━━━ DATA SECTION

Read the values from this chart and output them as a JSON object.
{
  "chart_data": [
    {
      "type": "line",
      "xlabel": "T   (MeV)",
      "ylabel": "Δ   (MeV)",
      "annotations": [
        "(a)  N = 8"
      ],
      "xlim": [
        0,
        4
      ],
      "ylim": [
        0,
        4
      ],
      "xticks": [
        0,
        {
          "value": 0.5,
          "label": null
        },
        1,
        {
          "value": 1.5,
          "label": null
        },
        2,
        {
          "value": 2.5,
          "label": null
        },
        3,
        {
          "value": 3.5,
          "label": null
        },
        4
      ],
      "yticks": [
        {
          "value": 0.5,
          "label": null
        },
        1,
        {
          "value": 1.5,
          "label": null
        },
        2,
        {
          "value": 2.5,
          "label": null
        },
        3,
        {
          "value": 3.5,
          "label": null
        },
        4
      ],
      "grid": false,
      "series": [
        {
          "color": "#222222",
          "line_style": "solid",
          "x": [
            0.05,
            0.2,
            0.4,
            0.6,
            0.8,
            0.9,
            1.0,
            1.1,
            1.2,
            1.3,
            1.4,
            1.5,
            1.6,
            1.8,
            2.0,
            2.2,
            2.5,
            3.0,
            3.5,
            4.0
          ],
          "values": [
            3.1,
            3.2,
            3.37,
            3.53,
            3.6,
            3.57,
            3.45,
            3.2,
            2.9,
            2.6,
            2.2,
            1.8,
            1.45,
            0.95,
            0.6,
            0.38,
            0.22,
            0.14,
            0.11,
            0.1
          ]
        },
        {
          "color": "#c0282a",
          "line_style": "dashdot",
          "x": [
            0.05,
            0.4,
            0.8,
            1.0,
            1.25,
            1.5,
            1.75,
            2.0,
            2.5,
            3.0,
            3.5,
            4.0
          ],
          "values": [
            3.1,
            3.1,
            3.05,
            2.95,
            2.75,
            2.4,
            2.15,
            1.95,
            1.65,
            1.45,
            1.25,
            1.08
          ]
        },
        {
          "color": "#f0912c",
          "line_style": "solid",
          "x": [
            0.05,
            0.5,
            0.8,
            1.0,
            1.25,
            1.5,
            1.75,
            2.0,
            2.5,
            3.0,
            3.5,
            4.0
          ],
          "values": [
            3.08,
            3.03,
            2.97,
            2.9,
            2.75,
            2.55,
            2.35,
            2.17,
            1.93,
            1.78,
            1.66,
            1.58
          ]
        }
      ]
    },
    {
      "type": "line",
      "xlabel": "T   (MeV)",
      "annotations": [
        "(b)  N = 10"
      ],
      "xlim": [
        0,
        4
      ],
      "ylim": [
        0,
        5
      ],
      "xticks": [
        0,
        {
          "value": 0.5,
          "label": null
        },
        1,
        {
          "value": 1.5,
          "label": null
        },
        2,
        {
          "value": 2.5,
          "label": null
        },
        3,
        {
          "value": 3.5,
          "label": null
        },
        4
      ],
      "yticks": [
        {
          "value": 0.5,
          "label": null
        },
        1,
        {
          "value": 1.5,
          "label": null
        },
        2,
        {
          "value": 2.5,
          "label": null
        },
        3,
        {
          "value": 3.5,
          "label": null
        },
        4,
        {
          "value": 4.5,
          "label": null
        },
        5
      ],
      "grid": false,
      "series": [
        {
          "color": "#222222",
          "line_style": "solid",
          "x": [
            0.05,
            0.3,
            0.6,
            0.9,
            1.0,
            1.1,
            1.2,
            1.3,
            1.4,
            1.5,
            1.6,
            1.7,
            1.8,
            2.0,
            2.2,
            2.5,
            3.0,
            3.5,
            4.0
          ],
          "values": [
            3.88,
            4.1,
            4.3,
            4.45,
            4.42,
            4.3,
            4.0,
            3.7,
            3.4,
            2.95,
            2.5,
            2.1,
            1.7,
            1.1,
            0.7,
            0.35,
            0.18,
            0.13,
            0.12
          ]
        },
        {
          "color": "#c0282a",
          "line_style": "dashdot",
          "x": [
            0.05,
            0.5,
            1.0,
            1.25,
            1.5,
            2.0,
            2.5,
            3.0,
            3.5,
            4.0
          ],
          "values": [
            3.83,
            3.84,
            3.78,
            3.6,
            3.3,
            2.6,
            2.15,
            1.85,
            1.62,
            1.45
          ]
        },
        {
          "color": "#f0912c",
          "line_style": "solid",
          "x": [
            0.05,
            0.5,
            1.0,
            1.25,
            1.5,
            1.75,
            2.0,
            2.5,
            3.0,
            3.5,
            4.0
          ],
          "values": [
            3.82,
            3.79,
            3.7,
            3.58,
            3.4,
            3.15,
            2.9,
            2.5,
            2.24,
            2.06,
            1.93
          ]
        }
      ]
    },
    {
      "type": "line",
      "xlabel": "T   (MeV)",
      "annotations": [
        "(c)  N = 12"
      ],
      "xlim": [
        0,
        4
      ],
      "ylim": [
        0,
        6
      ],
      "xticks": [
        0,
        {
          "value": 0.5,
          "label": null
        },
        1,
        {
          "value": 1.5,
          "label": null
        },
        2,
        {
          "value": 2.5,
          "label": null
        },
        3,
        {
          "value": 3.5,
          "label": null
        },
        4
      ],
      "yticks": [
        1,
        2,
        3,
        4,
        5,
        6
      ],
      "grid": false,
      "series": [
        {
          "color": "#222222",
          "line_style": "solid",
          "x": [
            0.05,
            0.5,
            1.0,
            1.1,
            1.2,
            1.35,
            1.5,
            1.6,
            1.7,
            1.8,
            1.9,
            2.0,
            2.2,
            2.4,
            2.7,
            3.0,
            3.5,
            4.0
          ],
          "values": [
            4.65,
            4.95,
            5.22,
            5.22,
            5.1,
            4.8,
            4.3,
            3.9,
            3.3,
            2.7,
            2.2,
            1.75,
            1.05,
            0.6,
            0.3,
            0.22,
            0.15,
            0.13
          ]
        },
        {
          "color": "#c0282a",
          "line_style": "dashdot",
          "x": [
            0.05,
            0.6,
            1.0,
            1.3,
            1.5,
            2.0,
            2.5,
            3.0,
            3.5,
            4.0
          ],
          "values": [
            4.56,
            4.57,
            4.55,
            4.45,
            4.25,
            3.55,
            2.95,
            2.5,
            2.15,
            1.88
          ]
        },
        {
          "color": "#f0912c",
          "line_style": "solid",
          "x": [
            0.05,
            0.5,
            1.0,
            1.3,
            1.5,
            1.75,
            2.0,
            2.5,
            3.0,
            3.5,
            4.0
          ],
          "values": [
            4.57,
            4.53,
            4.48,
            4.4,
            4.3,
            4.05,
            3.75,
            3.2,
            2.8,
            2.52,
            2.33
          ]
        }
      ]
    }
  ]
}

━━━━━━

(EXERCISE PROMPT):
Extract the full listing above without alteration.

(SOLUTION TO THIS PROBLEM):
Read the values from this chart and output them as a JSON object.
{
  "chart_data": [
    {
      "type": "line",
      "xlabel": "T   (MeV)",
      "ylabel": "Δ   (MeV)",
      "annotations": [
        "(a)  N = 8"
      ],
      "xlim": [
        0,
        4
      ],
      "ylim": [
        0,
        4
      ],
      "xticks": [
        0,
        {
          "value": 0.5,
          "label": null
        },
        1,
        {
          "value": 1.5,
          "label": null
        },
        2,
        {
          "value": 2.5,
          "label": null
        },
        3,
        {
          "value": 3.5,
          "label": null
        },
        4
      ],
      "yticks": [
        {
          "value": 0.5,
          "label": null
        },
        1,
        {
          "value": 1.5,
          "label": null
        },
        2,
        {
          "value": 2.5,
          "label": null
        },
        3,
        {
          "value": 3.5,
          "label": null
        },
        4
      ],
      "grid": false,
      "series": [
        {
          "color": "#222222",
          "line_style": "solid",
          "x": [
            0.05,
            0.2,
            0.4,
            0.6,
            0.8,
            0.9,
            1.0,
            1.1,
            1.2,
            1.3,
            1.4,
            1.5,
            1.6,
            1.8,
            2.0,
            2.2,
            2.5,
            3.0,
            3.5,
            4.0
          ],
          "values": [
            3.1,
            3.2,
            3.37,
            3.53,
            3.6,
            3.57,
            3.45,
            3.2,
            2.9,
            2.6,
            2.2,
            1.8,
            1.45,
            0.95,
            0.6,
            0.38,
            0.22,
            0.14,
            0.11,
            0.1
          ]
        },
        {
          "color": "#c0282a",
          "line_style": "dashdot",
          "x": [
            0.05,
            0.4,
            0.8,
            1.0,
            1.25,
            1.5,
            1.75,
            2.0,
            2.5,
            3.0,
            3.5,
            4.0
          ],
          "values": [
            3.1,
            3.1,
            3.05,
            2.95,
            2.75,
            2.4,
            2.15,
            1.95,
            1.65,
            1.45,
            1.25,
            1.08
          ]
        },
        {
          "color": "#f0912c",
          "line_style": "solid",
          "x": [
            0.05,
            0.5,
            0.8,
            1.0,
            1.25,
            1.5,
            1.75,
            2.0,
            2.5,
            3.0,
            3.5,
            4.0
          ],
          "values": [
            3.08,
            3.03,
            2.97,
            2.9,
            2.75,
            2.55,
            2.35,
            2.17,
            1.93,
            1.78,
            1.66,
            1.58
          ]
        }
      ]
    },
    {
      "type": "line",
      "xlabel": "T   (MeV)",
      "annotations": [
        "(b)  N = 10"
      ],
      "xlim": [
        0,
        4
      ],
      "ylim": [
        0,
        5
      ],
      "xticks": [
        0,
        {
          "value": 0.5,
          "label": null
        },
        1,
        {
          "value": 1.5,
          "label": null
        },
        2,
        {
          "value": 2.5,
          "label": null
        },
        3,
        {
          "value": 3.5,
          "label": null
        },
        4
      ],
      "yticks": [
        {
          "value": 0.5,
          "label": null
        },
        1,
        {
          "value": 1.5,
          "label": null
        },
        2,
        {
          "value": 2.5,
          "label": null
        },
        3,
        {
          "value": 3.5,
          "label": null
        },
        4,
        {
          "value": 4.5,
          "label": null
        },
        5
      ],
      "grid": false,
      "series": [
        {
          "color": "#222222",
          "line_style": "solid",
          "x": [
            0.05,
            0.3,
            0.6,
            0.9,
            1.0,
            1.1,
            1.2,
            1.3,
            1.4,
            1.5,
            1.6,
            1.7,
            1.8,
            2.0,
            2.2,
            2.5,
            3.0,
            3.5,
            4.0
          ],
          "values": [
            3.88,
            4.1,
            4.3,
            4.45,
            4.42,
            4.3,
            4.0,
            3.7,
            3.4,
            2.95,
            2.5,
            2.1,
            1.7,
            1.1,
            0.7,
            0.35,
            0.18,
            0.13,
            0.12
          ]
        },
        {
          "color": "#c0282a",
          "line_style": "dashdot",
          "x": [
            0.05,
            0.5,
            1.0,
            1.25,
            1.5,
            2.0,
            2.5,
            3.0,
            3.5,
            4.0
          ],
          "values": [
            3.83,
            3.84,
            3.78,
            3.6,
            3.3,
            2.6,
            2.15,
            1.85,
            1.62,
            1.45
          ]
        },
        {
          "color": "#f0912c",
          "line_style": "solid",
          "x": [
            0.05,
            0.5,
            1.0,
            1.25,
            1.5,
            1.75,
            2.0,
            2.5,
            3.0,
            3.5,
            4.0
          ],
          "values": [
            3.82,
            3.79,
            3.7,
            3.58,
            3.4,
            3.15,
            2.9,
            2.5,
            2.24,
            2.06,
            1.93
          ]
        }
      ]
    },
    {
      "type": "line",
      "xlabel": "T   (MeV)",
      "annotations": [
        "(c)  N = 12"
      ],
      "xlim": [
        0,
        4
      ],
      "ylim": [
        0,
        6
      ],
      "xticks": [
        0,
        {
          "value": 0.5,
          "label": null
        },
        1,
        {
          "value": 1.5,
          "label": null
        },
        2,
        {
          "value": 2.5,
          "label": null
        },
        3,
        {
          "value": 3.5,
          "label": null
        },
        4
      ],
      "yticks": [
        1,
        2,
        3,
        4,
        5,
        6
      ],
      "grid": false,
      "series": [
        {
          "color": "#222222",
          "line_style": "solid",
          "x": [
            0.05,
            0.5,
            1.0,
            1.1,
            1.2,
            1.35,
            1.5,
            1.6,
            1.7,
            1.8,
            1.9,
            2.0,
            2.2,
            2.4,
            2.7,
            3.0,
            3.5,
            4.0
          ],
          "values": [
            4.65,
            4.95,
            5.22,
            5.22,
            5.1,
            4.8,
            4.3,
            3.9,
            3.3,
            2.7,
            2.2,
            1.75,
            1.05,
            0.6,
            0.3,
            0.22,
            0.15,
            0.13
          ]
        },
        {
          "color": "#c0282a",
          "line_style": "dashdot",
          "x": [
            0.05,
            0.6,
            1.0,
            1.3,
            1.5,
            2.0,
            2.5,
            3.0,
            3.5,
            4.0
          ],
          "values": [
            4.56,
            4.57,
            4.55,
            4.45,
            4.25,
            3.55,
            2.95,
            2.5,
            2.15,
            1.88
          ]
        },
        {
          "color": "#f0912c",
          "line_style": "solid",
          "x": [
            0.05,
            0.5,
            1.0,
            1.3,
            1.5,
            1.75,
            2.0,
            2.5,
            3.0,
            3.5,
            4.0
          ],
          "values": [
            4.57,
            4.53,
            4.48,
            4.4,
            4.3,
            4.05,
            3.75,
            3.2,
            2.8,
            2.52,
            2.33
          ]
        }
      ]
    }
  ]
}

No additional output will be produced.